- **DOCUMENT TEXT**
====================
I was recently talking about twelfth-parts with a fellow astrologer so I decided to do a post, as this is one of my favourite sub-techniques that gives some subtle but meaningful information.
The twelfth-parts are a way of dividing up each 30-degree zodiac sign into 12 equal segments of 2.5 degrees each, with each part being ruled by a different sign. It’s a type of subdivision similar to decans/faces and bounds, in that the sign is broken down into smaller portions that have different rulerships.
I first learned about twelfth-parts when I was studying at Kepler, though the teacher referred to them as dwadasamsas. This is a term from Jyotish (Vedic or Indian astrology) and is often shortened to dwad (sometimes spelled duad). The Greeks called this subdivision the dodekatemoria.
It was actually only in the last couple days, as I was working on this post, that I realized dwads are the same thing as twelfth-parts – and that I much prefer using the Hellenistic term instead of the Jyotish term since I’m not a Vedic astrologer.
Twelfth-parts/dwadasamsas/dodekatemoria are a very old technique dating back to at least Mesopotamia. In each sign, the first twelfth-part is ruled by that same sign, and the rest of the parts proceed in zodiacal order from there. In this way, each sign contains a microcosm of the entire zodiac. As above, so below.
====================
- **PROVIDED DATA**
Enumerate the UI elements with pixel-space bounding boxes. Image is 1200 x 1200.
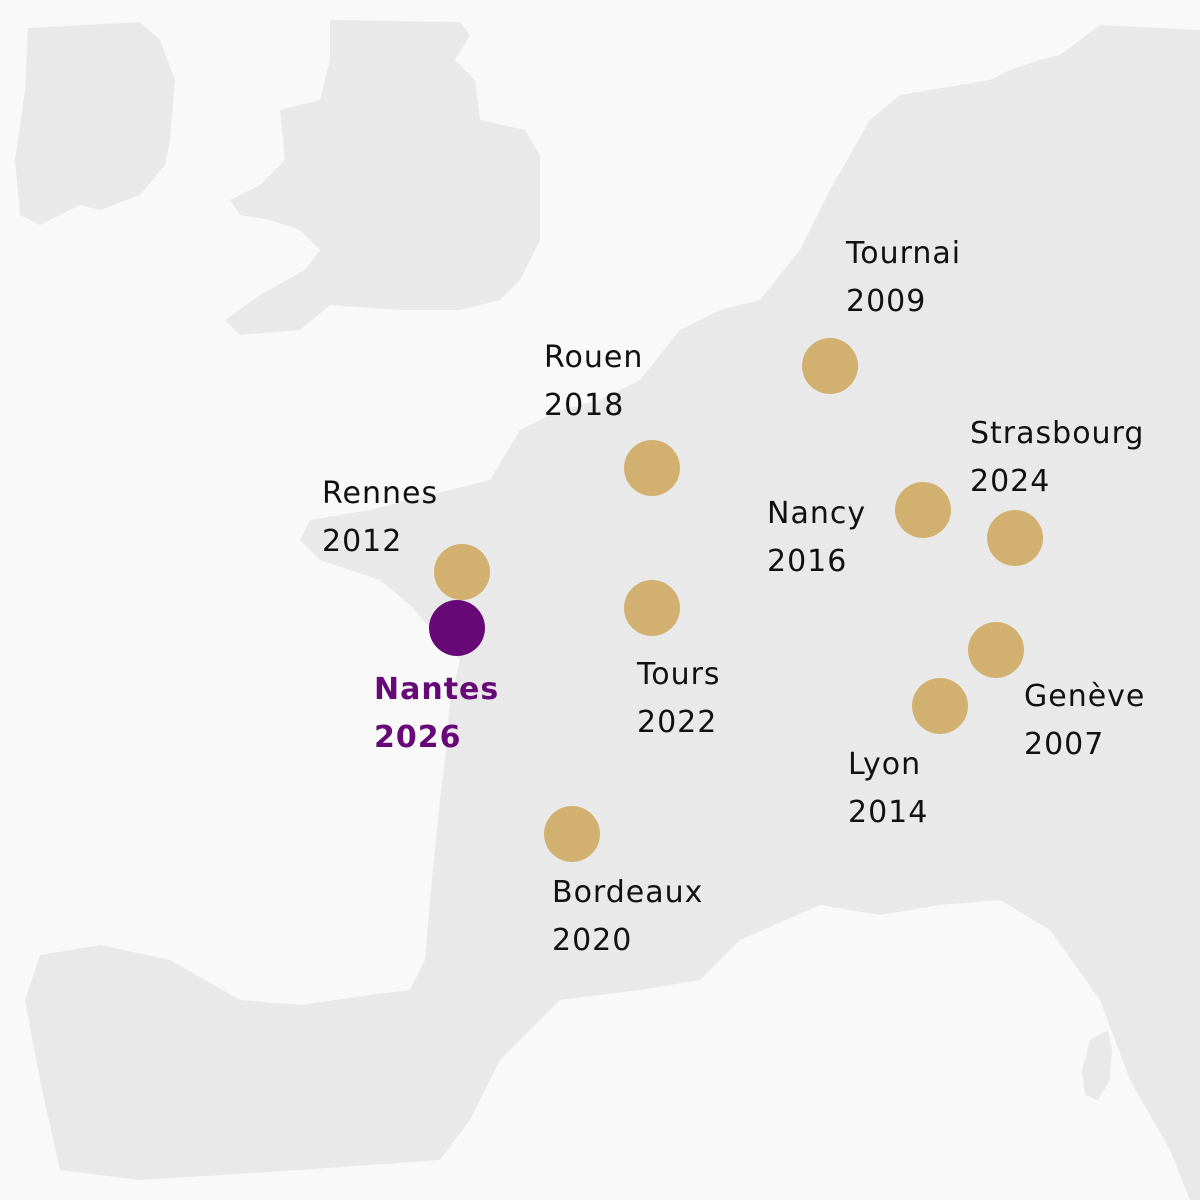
====================
- **WORK TO DO**
**a.** Retype the passage of the twelfth-parts text, starting at "I was recently" and ending at "have different rulerships.".
**b.** According to the twelfth-parts text, what did the Greeks call this subdivision of a sign?

- **RESPONSE LIST**
**a.**
I was recently talking about twelfth-parts with a fellow astrologer so I decided to do a post, as this is one of my favourite sub-techniques that gives some subtle but meaningful information.
The twelfth-parts are a way of dividing up each 30-degree zodiac sign into 12 equal segments of 2.5 degrees each, with each part being ruled by a different sign. It’s a type of subdivision similar to decans/faces and bounds, in that the sign is broken down into smaller portions that have different rulerships.

**b.** The dodekatemoria.